- **What is asked**: Show each row below that contains the word "Choisir", copying the whole row. Only matches with the same uppercase and lowercase letters count.

- **Provided records**:
%%
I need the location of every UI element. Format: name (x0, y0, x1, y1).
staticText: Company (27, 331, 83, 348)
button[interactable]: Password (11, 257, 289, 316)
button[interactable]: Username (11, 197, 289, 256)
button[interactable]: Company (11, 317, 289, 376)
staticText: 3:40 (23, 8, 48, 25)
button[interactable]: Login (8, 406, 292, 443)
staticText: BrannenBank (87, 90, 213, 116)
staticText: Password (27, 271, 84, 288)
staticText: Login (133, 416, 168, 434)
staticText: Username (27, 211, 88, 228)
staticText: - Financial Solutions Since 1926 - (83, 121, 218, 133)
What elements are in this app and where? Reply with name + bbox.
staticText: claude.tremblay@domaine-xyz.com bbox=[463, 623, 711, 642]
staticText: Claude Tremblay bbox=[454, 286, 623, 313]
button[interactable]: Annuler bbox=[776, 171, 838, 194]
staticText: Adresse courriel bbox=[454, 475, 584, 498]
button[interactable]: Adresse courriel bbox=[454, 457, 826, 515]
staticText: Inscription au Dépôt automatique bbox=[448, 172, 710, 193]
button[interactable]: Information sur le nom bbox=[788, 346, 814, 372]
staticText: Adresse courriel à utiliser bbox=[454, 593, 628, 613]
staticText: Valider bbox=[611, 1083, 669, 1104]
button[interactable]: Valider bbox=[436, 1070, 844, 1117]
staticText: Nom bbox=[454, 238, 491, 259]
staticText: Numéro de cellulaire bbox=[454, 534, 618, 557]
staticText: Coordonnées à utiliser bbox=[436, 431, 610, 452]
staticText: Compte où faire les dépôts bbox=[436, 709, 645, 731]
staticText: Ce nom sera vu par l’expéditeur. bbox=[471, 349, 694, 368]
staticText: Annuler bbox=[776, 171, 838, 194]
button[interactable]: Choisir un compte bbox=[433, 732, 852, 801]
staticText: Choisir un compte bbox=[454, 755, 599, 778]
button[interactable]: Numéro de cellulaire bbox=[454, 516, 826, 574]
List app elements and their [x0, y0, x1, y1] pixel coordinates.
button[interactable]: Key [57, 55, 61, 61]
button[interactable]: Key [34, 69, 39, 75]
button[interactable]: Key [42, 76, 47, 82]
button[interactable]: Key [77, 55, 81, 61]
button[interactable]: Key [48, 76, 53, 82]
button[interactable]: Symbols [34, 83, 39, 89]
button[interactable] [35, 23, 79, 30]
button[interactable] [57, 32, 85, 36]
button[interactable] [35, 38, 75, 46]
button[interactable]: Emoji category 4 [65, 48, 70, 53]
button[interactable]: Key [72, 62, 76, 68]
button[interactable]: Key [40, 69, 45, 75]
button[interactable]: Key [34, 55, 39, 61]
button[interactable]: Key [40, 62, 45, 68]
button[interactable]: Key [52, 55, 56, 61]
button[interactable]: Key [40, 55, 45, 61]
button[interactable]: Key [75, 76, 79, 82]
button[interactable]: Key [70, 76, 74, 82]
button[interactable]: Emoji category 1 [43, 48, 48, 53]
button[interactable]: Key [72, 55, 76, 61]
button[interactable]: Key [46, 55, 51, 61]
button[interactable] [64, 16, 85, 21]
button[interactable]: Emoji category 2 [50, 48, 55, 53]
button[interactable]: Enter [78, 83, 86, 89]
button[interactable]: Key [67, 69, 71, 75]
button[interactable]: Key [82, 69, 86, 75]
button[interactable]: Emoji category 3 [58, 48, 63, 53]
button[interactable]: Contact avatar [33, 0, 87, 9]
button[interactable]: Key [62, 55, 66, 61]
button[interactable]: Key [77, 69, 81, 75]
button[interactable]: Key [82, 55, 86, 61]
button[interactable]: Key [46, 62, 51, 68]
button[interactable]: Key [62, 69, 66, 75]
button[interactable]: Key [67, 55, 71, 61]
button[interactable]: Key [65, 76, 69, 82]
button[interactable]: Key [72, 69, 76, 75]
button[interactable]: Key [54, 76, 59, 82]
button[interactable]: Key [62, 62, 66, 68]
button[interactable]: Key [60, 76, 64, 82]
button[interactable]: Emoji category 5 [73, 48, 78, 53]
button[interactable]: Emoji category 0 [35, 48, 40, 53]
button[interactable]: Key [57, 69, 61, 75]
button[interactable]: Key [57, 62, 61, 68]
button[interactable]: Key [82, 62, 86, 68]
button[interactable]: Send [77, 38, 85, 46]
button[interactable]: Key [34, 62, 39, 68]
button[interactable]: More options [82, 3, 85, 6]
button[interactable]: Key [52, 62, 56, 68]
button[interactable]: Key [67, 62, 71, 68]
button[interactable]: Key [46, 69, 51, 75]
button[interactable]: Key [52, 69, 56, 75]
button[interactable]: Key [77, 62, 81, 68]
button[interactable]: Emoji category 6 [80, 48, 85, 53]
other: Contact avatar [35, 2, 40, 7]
%%
- **The result**:
button[interactable]: Choisir un compte bbox=[433, 732, 852, 801]
staticText: Choisir un compte bbox=[454, 755, 599, 778]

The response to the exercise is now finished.